Could you return every line of the material verbatim, leaving out the pictures?

## begin

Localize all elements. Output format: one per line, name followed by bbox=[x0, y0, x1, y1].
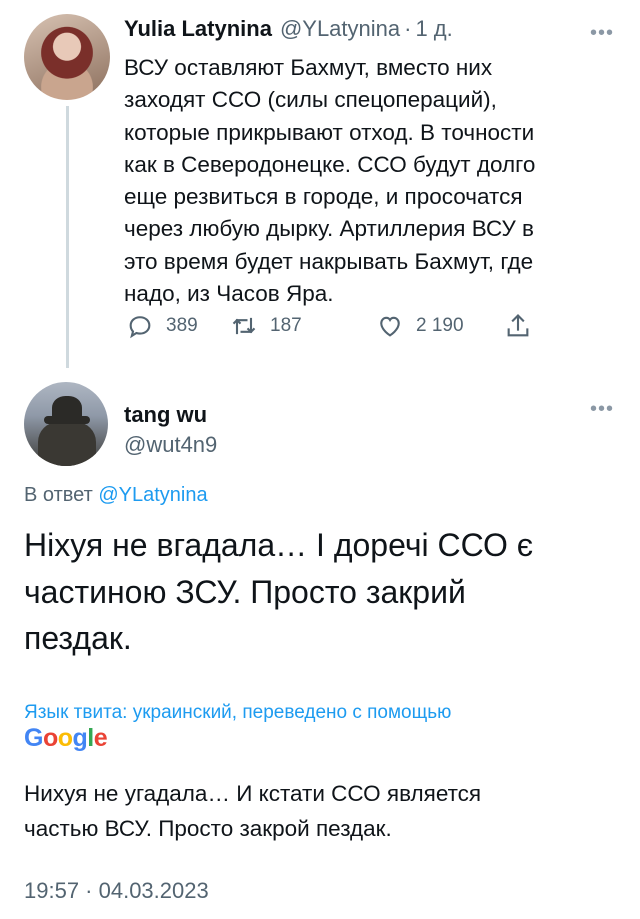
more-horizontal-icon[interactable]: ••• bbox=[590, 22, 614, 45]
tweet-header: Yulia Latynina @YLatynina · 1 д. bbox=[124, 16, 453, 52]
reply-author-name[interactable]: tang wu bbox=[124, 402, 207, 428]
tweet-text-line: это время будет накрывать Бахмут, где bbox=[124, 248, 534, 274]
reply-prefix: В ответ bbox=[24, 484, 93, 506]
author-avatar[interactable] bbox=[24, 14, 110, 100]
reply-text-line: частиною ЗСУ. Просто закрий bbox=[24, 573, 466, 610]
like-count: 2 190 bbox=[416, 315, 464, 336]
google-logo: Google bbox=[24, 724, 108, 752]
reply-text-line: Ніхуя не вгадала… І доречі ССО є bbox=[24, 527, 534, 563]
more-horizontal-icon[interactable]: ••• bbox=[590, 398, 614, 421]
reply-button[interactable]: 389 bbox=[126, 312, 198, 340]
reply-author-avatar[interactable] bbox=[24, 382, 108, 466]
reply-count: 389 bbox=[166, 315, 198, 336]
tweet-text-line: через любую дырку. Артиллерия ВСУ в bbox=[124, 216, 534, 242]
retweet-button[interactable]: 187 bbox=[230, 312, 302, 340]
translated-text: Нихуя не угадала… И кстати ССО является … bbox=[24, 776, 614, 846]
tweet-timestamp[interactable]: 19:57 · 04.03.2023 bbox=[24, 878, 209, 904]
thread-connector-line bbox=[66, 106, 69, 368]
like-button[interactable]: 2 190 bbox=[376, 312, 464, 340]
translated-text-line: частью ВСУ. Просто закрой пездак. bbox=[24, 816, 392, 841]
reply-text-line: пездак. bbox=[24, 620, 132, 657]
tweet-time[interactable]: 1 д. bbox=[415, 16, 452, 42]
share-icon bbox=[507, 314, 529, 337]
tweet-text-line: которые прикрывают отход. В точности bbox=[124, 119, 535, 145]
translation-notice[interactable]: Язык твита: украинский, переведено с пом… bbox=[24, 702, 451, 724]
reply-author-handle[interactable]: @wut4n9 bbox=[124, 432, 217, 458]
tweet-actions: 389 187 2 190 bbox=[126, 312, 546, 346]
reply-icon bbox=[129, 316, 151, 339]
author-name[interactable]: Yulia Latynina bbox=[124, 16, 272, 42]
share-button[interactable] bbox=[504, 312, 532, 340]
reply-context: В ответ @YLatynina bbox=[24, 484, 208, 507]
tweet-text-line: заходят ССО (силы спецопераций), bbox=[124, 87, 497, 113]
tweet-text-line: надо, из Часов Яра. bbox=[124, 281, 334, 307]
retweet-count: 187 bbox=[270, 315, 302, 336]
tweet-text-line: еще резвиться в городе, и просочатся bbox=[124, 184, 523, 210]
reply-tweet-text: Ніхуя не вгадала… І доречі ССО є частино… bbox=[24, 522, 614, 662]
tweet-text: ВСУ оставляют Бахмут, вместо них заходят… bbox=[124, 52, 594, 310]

## end

Exercise solution –
Localize all elements. Output format: one per line, name followed by bbox=[x0, y0, x1, y1].
more-horizontal-icon[interactable]: ••• bbox=[590, 22, 614, 45]
tweet-header: Yulia Latynina @YLatynina · 1 д. bbox=[124, 16, 453, 52]
reply-author-name[interactable]: tang wu bbox=[124, 402, 207, 428]
tweet-text-line: это время будет накрывать Бахмут, где bbox=[124, 248, 534, 274]
reply-prefix: В ответ bbox=[24, 484, 93, 506]
author-avatar[interactable] bbox=[24, 14, 110, 100]
reply-text-line: частиною ЗСУ. Просто закрий bbox=[24, 573, 466, 610]
like-count: 2 190 bbox=[416, 315, 464, 336]
google-logo: Google bbox=[24, 724, 108, 752]
reply-text-line: Ніхуя не вгадала… І доречі ССО є bbox=[24, 527, 534, 563]
more-horizontal-icon[interactable]: ••• bbox=[590, 398, 614, 421]
reply-button[interactable]: 389 bbox=[126, 312, 198, 340]
reply-author-avatar[interactable] bbox=[24, 382, 108, 466]
reply-count: 389 bbox=[166, 315, 198, 336]
tweet-text-line: через любую дырку. Артиллерия ВСУ в bbox=[124, 216, 534, 242]
retweet-button[interactable]: 187 bbox=[230, 312, 302, 340]
translated-text: Нихуя не угадала… И кстати ССО является … bbox=[24, 776, 614, 846]
tweet-timestamp[interactable]: 19:57 · 04.03.2023 bbox=[24, 878, 209, 904]
thread-connector-line bbox=[66, 106, 69, 368]
like-button[interactable]: 2 190 bbox=[376, 312, 464, 340]
translated-text-line: частью ВСУ. Просто закрой пездак. bbox=[24, 816, 392, 841]
reply-text-line: пездак. bbox=[24, 620, 132, 657]
tweet-time[interactable]: 1 д. bbox=[415, 16, 452, 42]
share-icon bbox=[507, 314, 529, 337]
tweet-text-line: которые прикрывают отход. В точности bbox=[124, 119, 535, 145]
translation-notice[interactable]: Язык твита: украинский, переведено с пом… bbox=[24, 702, 451, 724]
reply-author-handle[interactable]: @wut4n9 bbox=[124, 432, 217, 458]
tweet-actions: 389 187 2 190 bbox=[126, 312, 546, 346]
reply-icon bbox=[129, 316, 151, 339]
author-name[interactable]: Yulia Latynina bbox=[124, 16, 272, 42]
share-button[interactable] bbox=[504, 312, 532, 340]
reply-context: В ответ @YLatynina bbox=[24, 484, 208, 507]
tweet-text-line: заходят ССО (силы спецопераций), bbox=[124, 87, 497, 113]
tweet-text-line: надо, из Часов Яра. bbox=[124, 281, 334, 307]
retweet-count: 187 bbox=[270, 315, 302, 336]
tweet-text-line: еще резвиться в городе, и просочатся bbox=[124, 184, 523, 210]
reply-tweet-text: Ніхуя не вгадала… І доречі ССО є частино… bbox=[24, 522, 614, 662]
tweet-text: ВСУ оставляют Бахмут, вместо них заходят… bbox=[124, 52, 594, 310]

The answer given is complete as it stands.